* _The data_

********************

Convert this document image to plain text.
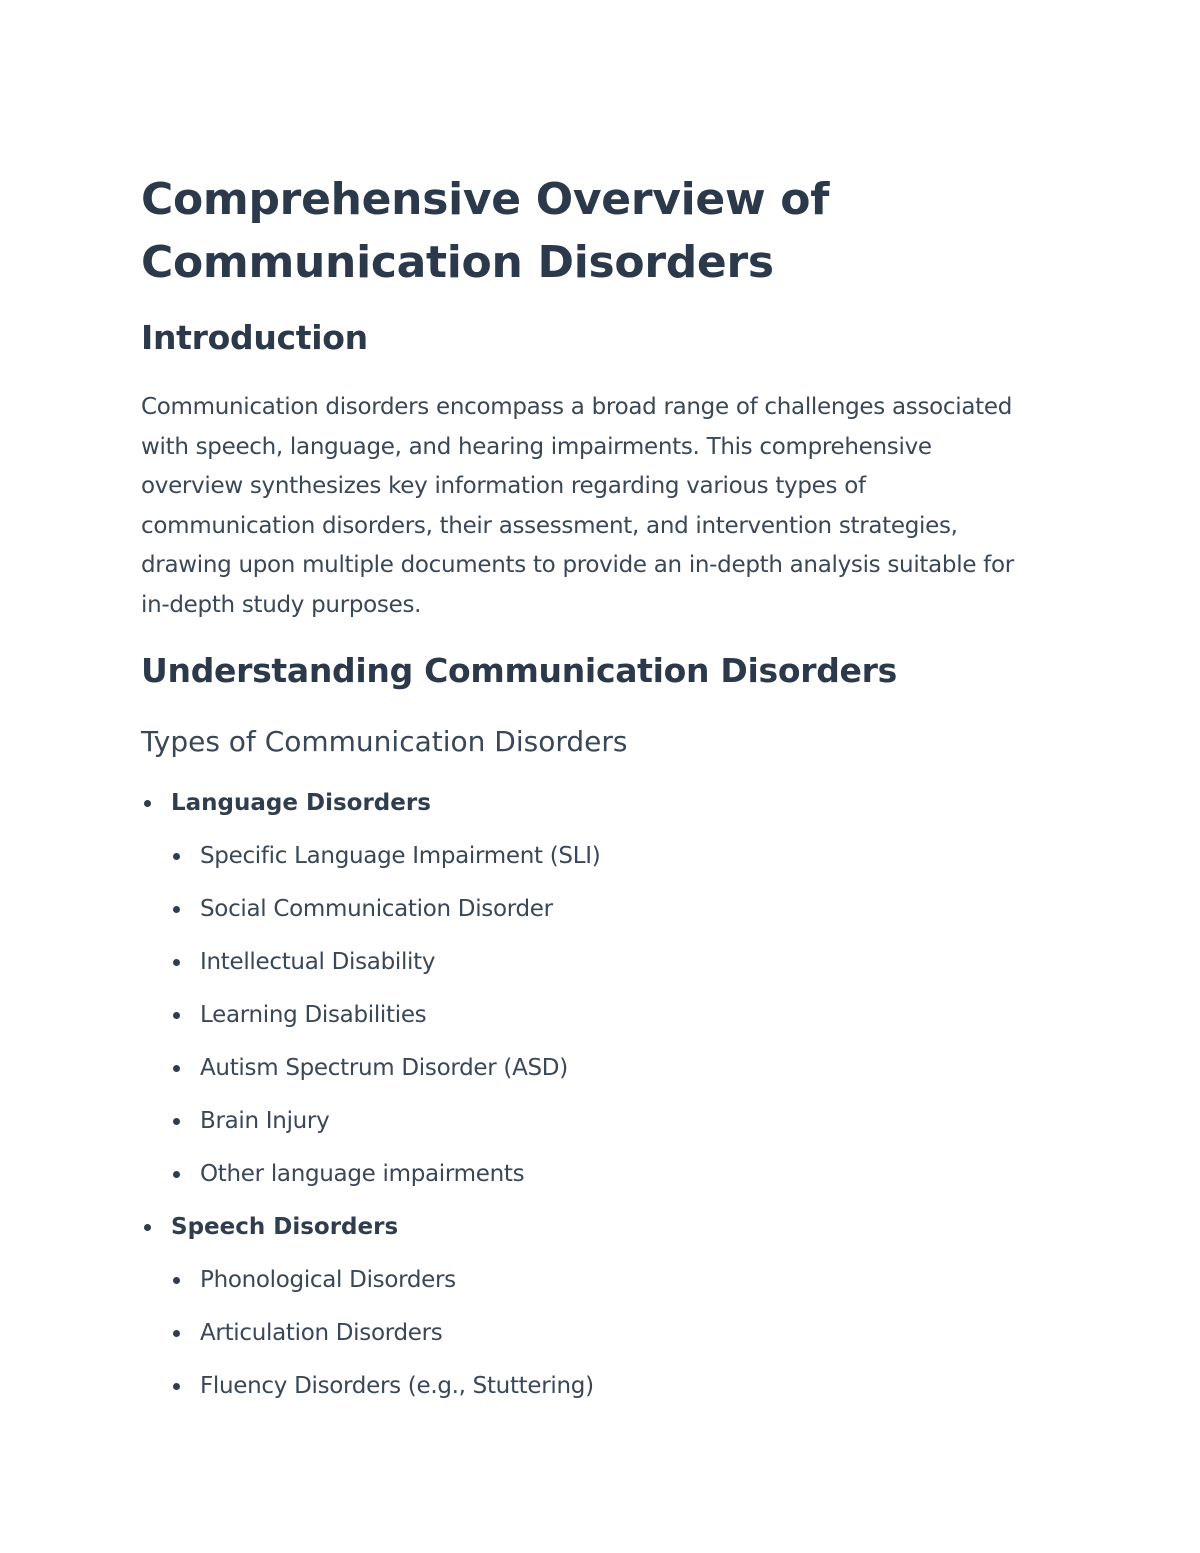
Comprehensive Overview of Communication Disorders
Introduction

Communication disorders encompass a broad range of challenges associated with speech, language, and hearing impairments. This comprehensive overview synthesizes key information regarding various types of communication disorders, their assessment, and intervention strategies, drawing upon multiple documents to provide an in-depth analysis suitable for in-depth study purposes.

Understanding Communication Disorders
Types of Communication Disorders
Language Disorders
Specific Language Impairment (SLI)
Social Communication Disorder
Intellectual Disability
Learning Disabilities
Autism Spectrum Disorder (ASD)
Brain Injury
Other language impairments
Speech Disorders
Phonological Disorders
Articulation Disorders
Fluency Disorders (e.g., Stuttering)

********************

Retype the entries word for word. Omit any images.

Convert this document image to plain text.
Comprehensive Overview of Communication Disorders
Introduction

Communication disorders encompass a broad range of challenges associated with speech, language, and hearing impairments. This comprehensive overview synthesizes key information regarding various types of communication disorders, their assessment, and intervention strategies, drawing upon multiple documents to provide an in-depth analysis suitable for in-depth study purposes.

Understanding Communication Disorders
Types of Communication Disorders
Language Disorders
Specific Language Impairment (SLI)
Social Communication Disorder
Intellectual Disability
Learning Disabilities
Autism Spectrum Disorder (ASD)
Brain Injury
Other language impairments
Speech Disorders
Phonological Disorders
Articulation Disorders
Fluency Disorders (e.g., Stuttering)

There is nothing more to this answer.